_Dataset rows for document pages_

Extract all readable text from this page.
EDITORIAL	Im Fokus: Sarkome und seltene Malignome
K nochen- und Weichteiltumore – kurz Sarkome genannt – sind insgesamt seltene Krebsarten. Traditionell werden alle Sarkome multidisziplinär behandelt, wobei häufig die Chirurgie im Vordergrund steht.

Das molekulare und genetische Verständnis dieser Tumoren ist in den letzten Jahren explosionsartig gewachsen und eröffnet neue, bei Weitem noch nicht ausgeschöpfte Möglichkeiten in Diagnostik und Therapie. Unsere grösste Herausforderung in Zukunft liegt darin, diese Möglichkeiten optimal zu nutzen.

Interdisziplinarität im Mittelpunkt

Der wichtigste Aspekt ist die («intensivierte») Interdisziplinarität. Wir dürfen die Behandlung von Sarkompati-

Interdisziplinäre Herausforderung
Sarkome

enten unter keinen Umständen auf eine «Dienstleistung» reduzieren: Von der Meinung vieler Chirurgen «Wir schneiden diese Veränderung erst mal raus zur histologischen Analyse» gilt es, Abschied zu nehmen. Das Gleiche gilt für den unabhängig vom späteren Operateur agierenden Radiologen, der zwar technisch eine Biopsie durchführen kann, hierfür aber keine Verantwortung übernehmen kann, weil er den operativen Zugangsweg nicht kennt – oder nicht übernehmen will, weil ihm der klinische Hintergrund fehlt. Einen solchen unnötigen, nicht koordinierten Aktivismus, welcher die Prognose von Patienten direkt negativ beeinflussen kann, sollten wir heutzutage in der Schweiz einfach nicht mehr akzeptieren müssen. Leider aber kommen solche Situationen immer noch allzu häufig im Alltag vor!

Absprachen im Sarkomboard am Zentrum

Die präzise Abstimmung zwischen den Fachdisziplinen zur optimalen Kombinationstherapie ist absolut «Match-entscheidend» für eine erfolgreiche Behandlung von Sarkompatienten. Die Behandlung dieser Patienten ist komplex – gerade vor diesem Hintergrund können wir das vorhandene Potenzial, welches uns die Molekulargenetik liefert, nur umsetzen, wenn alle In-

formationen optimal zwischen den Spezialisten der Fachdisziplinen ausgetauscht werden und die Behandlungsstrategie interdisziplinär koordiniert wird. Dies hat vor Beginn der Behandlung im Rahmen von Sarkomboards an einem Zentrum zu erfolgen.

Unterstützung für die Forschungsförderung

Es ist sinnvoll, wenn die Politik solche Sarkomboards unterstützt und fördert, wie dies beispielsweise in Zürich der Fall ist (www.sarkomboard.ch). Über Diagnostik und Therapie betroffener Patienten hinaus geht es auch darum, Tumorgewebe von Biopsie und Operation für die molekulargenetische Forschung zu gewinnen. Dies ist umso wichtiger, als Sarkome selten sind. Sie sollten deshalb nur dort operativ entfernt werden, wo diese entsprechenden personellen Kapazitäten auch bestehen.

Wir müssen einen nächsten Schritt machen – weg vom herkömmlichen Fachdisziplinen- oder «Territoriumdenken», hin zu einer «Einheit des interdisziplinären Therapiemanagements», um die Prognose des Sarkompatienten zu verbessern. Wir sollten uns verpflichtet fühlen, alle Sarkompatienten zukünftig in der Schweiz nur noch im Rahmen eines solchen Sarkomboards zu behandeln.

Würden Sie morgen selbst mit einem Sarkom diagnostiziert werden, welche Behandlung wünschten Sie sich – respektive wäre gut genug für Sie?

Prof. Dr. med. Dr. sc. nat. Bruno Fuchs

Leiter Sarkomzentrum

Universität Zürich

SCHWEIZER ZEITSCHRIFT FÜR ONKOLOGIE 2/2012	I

_Instructions for the task_
Within the entries, find all lines that contain "müssen" and copy each one.

_Result of the task_
enten unter keinen Umständen auf eine «Dienstleistung» reduzieren: Von der Meinung vieler Chirurgen «Wir schneiden diese Veränderung erst mal raus zur histologischen Analyse» gilt es, Abschied zu nehmen. Das Gleiche gilt für den unabhängig vom späteren Operateur agierenden Radiologen, der zwar technisch eine Biopsie durchführen kann, hierfür aber keine Verantwortung übernehmen kann, weil er den operativen Zugangsweg nicht kennt – oder nicht übernehmen will, weil ihm der klinische Hintergrund fehlt. Einen solchen unnötigen, nicht koordinierten Aktivismus, welcher die Prognose von Patienten direkt negativ beeinflussen kann, sollten wir heutzutage in der Schweiz einfach nicht mehr akzeptieren müssen. Leider aber kommen solche Situationen immer noch allzu häufig im Alltag vor!
Wir müssen einen nächsten Schritt machen – weg vom herkömmlichen Fachdisziplinen- oder «Territoriumdenken», hin zu einer «Einheit des interdisziplinären Therapiemanagements», um die Prognose des Sarkompatienten zu verbessern. Wir sollten uns verpflichtet fühlen, alle Sarkompatienten zukünftig in der Schweiz nur noch im Rahmen eines solchen Sarkomboards zu behandeln.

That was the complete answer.